Collect all lines from the records below that include the word "ascending".
#### MATERIAL
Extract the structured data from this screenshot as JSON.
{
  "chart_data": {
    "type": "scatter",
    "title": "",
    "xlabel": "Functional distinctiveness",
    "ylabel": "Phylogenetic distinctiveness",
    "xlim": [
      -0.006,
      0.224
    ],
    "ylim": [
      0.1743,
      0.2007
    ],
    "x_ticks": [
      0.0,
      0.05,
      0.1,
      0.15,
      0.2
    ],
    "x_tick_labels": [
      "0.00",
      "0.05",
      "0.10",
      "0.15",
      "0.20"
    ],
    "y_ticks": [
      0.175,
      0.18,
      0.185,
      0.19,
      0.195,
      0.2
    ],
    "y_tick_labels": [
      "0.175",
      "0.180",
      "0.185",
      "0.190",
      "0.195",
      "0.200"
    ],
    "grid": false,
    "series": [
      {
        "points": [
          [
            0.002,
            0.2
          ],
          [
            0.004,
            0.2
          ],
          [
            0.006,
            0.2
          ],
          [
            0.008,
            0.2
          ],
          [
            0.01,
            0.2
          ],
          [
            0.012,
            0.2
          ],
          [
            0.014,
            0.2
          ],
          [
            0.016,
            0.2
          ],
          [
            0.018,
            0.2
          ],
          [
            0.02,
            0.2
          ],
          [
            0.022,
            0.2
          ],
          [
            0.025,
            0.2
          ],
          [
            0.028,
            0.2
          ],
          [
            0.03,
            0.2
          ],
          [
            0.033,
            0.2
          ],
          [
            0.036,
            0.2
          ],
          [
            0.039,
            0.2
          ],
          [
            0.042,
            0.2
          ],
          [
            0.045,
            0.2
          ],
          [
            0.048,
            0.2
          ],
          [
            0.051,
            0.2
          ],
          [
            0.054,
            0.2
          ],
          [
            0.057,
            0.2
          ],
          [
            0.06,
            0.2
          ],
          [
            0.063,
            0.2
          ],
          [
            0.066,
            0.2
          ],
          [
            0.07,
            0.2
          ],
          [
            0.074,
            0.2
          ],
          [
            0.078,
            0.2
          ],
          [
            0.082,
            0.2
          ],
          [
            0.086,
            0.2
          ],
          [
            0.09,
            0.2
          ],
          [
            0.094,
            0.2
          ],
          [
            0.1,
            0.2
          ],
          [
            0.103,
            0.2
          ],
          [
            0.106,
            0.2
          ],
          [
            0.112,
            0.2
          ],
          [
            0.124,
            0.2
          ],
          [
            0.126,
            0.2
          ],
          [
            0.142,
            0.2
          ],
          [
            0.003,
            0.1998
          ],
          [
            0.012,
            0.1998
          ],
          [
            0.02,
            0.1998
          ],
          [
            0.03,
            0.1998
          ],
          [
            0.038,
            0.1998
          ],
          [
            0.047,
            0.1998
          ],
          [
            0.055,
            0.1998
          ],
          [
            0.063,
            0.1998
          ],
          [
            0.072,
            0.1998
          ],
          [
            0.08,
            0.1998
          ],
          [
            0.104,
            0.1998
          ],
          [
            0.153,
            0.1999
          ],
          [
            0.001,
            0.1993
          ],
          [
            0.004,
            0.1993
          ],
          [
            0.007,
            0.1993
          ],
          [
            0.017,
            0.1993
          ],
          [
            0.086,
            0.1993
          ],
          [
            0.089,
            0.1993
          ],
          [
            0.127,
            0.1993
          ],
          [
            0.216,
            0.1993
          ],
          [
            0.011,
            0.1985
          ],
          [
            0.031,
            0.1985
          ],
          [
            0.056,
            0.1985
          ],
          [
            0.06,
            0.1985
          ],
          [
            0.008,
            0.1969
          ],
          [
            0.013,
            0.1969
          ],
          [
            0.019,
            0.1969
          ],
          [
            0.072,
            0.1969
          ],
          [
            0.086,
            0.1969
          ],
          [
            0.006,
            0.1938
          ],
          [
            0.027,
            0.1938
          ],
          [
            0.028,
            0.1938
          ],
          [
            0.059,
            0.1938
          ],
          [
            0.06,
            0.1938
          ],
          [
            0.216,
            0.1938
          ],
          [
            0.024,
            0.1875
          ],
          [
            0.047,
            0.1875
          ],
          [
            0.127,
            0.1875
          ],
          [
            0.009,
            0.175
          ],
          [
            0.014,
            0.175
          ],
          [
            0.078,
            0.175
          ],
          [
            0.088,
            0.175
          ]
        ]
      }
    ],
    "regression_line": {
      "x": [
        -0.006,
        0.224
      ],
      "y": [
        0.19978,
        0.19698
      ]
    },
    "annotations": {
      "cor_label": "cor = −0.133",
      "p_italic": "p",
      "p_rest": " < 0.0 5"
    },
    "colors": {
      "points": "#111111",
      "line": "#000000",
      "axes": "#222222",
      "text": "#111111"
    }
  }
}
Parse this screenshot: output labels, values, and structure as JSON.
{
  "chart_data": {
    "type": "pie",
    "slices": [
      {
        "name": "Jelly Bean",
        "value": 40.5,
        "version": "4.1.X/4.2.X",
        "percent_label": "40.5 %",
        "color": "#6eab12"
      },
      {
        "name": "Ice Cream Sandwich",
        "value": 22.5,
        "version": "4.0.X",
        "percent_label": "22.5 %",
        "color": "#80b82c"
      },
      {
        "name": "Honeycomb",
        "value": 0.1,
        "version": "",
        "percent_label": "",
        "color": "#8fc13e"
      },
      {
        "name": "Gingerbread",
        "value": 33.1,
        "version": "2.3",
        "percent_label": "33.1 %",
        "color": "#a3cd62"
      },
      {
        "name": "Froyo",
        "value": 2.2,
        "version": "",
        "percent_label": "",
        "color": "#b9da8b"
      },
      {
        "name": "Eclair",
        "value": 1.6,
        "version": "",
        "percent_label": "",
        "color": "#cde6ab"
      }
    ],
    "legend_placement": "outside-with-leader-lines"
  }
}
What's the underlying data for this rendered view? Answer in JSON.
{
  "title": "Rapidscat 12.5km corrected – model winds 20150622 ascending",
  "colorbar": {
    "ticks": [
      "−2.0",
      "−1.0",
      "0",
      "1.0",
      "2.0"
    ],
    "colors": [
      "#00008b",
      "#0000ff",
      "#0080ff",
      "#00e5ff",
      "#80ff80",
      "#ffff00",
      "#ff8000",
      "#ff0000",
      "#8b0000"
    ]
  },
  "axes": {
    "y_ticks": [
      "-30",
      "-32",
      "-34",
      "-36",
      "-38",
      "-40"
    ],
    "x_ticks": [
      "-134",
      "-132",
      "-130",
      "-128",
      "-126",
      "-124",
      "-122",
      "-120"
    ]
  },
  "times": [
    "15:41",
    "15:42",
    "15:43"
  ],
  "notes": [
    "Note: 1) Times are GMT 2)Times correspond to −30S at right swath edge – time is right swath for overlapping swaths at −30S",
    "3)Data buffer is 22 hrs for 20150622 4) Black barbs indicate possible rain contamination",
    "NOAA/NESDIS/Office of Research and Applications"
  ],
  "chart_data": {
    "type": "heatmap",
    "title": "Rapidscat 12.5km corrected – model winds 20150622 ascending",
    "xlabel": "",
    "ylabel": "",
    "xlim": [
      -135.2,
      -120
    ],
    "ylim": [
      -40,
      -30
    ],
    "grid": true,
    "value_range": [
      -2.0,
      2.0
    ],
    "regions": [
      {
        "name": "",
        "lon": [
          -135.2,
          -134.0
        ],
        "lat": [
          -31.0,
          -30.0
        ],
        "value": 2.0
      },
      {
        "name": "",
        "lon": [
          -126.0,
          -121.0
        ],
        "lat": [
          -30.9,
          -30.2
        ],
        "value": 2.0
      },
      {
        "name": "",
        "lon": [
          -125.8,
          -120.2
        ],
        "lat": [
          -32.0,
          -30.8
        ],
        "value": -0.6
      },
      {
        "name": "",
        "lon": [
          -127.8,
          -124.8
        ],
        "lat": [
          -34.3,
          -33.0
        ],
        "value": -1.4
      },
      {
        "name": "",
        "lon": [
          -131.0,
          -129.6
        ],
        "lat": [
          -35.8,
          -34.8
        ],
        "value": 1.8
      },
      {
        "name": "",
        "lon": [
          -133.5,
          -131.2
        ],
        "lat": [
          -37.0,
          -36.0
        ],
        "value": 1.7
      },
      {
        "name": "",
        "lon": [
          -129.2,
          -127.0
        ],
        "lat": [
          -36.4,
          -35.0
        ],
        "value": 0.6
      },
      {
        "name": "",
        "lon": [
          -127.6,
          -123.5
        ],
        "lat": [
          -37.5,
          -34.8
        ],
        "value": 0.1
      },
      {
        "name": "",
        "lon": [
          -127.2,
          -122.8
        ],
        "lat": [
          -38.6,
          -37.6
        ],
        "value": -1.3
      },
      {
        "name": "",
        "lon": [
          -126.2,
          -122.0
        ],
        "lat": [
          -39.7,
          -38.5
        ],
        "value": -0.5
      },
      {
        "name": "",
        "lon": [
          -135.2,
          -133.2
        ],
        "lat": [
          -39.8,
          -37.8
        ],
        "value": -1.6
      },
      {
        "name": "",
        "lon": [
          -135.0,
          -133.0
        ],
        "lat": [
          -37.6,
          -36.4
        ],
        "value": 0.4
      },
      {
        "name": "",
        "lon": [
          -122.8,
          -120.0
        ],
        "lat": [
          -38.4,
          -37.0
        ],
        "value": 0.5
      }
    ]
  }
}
########
● EXERCISE ANSWER
  "title": "Rapidscat 12.5km corrected – model winds 20150622 ascending",
    "title": "Rapidscat 12.5km corrected – model winds 20150622 ascending",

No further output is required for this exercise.